**Written task:** Using the data beneath, show every line that includes the word "classification".

(Dataset rows about figures)
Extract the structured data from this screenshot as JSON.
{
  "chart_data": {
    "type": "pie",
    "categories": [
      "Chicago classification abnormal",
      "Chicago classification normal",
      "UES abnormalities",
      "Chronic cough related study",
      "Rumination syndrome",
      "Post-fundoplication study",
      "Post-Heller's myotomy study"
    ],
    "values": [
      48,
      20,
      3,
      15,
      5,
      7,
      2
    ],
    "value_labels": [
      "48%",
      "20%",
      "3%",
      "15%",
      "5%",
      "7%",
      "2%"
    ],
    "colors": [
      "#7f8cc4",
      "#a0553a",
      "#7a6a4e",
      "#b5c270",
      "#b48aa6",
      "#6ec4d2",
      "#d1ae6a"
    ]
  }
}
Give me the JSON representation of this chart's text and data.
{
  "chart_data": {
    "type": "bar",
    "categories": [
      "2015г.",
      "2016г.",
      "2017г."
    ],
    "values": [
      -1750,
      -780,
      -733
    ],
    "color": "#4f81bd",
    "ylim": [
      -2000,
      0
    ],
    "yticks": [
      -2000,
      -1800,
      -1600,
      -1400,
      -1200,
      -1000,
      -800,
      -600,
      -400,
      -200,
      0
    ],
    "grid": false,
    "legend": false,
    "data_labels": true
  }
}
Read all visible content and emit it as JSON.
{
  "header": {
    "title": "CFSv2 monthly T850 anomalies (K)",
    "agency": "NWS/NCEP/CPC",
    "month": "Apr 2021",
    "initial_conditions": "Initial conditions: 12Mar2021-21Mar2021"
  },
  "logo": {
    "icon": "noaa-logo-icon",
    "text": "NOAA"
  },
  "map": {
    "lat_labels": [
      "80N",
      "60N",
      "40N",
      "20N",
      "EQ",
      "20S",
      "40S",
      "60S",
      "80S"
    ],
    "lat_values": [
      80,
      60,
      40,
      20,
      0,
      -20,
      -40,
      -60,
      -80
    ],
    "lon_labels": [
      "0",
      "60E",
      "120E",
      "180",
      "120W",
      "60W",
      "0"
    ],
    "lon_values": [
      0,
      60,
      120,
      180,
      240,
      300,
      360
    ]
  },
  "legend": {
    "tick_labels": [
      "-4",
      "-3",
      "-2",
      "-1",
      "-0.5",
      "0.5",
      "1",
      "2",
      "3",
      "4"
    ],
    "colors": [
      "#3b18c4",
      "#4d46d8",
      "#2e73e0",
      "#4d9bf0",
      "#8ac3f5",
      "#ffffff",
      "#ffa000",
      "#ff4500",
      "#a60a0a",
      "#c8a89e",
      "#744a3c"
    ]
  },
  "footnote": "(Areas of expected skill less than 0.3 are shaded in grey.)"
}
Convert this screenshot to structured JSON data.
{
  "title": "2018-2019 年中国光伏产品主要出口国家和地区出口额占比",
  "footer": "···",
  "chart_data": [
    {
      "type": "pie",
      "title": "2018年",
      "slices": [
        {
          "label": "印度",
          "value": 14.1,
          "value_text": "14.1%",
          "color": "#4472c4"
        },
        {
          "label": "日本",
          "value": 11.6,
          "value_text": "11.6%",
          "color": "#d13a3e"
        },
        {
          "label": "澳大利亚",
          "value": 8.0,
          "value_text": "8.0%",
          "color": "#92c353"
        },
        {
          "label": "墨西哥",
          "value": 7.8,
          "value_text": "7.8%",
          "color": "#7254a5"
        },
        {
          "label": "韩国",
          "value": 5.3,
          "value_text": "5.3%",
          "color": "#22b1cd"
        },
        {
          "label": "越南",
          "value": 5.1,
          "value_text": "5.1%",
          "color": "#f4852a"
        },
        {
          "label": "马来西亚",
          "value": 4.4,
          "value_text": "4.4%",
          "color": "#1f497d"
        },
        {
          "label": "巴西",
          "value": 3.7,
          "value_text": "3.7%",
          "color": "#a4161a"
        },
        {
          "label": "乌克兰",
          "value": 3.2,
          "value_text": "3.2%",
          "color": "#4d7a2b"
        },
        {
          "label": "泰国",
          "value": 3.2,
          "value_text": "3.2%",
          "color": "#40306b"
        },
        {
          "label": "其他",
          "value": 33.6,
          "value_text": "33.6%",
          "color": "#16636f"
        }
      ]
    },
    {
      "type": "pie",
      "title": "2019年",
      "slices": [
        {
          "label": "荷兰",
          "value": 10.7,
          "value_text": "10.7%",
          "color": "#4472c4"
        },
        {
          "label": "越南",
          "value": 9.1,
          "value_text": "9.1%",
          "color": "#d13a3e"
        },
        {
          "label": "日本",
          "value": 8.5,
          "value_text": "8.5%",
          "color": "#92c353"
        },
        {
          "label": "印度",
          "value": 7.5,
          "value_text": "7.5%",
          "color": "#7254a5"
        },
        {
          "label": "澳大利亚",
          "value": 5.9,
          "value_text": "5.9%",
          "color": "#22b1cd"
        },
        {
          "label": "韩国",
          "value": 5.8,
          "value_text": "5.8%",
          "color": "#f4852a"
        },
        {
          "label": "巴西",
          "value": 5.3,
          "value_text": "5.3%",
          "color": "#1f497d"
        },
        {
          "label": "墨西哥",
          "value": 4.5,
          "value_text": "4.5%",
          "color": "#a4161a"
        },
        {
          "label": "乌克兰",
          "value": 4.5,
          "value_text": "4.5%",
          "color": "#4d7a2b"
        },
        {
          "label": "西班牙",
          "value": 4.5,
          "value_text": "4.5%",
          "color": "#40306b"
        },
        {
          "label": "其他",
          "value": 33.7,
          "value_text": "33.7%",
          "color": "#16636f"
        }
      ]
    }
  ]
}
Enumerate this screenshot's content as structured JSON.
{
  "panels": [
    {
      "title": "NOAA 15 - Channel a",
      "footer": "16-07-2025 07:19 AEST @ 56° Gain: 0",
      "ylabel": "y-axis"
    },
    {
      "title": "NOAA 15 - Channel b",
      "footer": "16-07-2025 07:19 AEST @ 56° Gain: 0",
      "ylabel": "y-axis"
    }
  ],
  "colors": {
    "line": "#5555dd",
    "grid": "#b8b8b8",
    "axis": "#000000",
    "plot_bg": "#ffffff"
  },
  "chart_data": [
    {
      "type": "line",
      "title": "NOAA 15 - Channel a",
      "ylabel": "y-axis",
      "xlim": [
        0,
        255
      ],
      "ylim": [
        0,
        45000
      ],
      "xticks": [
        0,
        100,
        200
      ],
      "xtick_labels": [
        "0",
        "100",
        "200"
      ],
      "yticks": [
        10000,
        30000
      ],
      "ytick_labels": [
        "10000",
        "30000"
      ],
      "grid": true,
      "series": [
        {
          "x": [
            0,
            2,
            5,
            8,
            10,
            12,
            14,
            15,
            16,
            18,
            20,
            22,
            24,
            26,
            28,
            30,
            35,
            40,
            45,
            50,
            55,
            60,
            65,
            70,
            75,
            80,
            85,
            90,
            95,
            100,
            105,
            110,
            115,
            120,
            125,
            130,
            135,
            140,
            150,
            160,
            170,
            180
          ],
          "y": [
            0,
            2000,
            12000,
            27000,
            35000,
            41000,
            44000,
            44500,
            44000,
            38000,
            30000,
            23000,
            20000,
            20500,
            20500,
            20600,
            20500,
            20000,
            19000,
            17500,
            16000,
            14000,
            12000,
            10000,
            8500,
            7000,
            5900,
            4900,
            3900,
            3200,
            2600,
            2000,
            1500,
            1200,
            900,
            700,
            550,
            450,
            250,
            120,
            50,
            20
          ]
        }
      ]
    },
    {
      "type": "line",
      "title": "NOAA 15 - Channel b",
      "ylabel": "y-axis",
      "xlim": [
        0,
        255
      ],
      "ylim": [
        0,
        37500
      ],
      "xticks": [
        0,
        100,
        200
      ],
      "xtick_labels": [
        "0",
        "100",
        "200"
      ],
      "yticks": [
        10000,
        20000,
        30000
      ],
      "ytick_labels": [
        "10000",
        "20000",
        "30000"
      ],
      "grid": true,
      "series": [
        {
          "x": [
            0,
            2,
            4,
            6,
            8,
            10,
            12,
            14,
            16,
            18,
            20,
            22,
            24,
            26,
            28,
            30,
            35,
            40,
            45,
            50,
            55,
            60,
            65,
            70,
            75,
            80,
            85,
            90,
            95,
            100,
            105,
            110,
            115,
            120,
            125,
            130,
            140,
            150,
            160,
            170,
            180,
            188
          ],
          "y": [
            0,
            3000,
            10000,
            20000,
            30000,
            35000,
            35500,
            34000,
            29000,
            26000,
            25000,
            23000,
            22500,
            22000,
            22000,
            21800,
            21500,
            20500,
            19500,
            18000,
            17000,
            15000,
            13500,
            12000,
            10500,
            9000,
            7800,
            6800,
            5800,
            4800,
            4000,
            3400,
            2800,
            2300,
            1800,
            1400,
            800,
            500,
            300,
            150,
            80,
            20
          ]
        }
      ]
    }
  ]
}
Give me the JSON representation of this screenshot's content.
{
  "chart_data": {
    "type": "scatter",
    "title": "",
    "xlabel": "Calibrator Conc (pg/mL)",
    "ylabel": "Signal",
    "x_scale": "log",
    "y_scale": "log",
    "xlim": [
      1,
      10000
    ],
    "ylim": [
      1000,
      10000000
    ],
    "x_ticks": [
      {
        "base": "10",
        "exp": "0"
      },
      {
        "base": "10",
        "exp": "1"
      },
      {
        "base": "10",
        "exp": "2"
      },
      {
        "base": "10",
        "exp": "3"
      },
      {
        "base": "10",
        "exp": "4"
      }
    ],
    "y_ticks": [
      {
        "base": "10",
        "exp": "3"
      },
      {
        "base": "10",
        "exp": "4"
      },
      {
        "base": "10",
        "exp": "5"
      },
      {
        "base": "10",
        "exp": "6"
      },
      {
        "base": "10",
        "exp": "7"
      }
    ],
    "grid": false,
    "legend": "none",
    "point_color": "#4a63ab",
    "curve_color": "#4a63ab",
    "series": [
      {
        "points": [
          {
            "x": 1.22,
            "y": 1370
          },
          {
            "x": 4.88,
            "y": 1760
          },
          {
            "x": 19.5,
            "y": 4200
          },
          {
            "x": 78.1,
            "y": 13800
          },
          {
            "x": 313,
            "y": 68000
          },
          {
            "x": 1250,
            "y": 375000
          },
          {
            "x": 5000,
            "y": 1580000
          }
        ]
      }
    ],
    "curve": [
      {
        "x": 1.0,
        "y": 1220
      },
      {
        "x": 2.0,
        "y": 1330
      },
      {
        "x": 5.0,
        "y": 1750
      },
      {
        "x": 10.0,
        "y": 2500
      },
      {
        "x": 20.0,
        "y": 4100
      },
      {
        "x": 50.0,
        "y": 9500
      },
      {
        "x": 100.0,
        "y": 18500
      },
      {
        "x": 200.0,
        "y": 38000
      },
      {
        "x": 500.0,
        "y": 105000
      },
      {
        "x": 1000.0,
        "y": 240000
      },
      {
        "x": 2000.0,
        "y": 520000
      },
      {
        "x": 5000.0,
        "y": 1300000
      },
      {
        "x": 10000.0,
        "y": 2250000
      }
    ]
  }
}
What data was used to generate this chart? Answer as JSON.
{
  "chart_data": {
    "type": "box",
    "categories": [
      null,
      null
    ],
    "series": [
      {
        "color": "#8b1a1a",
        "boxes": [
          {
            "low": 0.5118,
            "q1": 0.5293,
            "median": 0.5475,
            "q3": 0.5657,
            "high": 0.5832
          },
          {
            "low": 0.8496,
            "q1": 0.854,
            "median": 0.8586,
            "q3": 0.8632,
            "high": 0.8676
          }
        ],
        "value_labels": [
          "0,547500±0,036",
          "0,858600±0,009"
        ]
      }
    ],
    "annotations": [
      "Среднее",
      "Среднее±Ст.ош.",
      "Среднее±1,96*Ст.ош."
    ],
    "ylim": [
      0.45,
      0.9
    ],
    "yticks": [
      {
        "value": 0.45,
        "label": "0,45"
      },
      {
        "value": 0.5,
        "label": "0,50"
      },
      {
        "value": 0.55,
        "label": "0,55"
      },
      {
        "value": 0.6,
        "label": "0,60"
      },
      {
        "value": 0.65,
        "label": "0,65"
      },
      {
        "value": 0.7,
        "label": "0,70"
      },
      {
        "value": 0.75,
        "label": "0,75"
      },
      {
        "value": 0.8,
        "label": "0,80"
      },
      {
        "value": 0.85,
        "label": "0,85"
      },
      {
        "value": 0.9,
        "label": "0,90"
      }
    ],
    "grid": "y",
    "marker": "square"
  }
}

**Exercise response:**
      "Chicago classification abnormal",
      "Chicago classification normal",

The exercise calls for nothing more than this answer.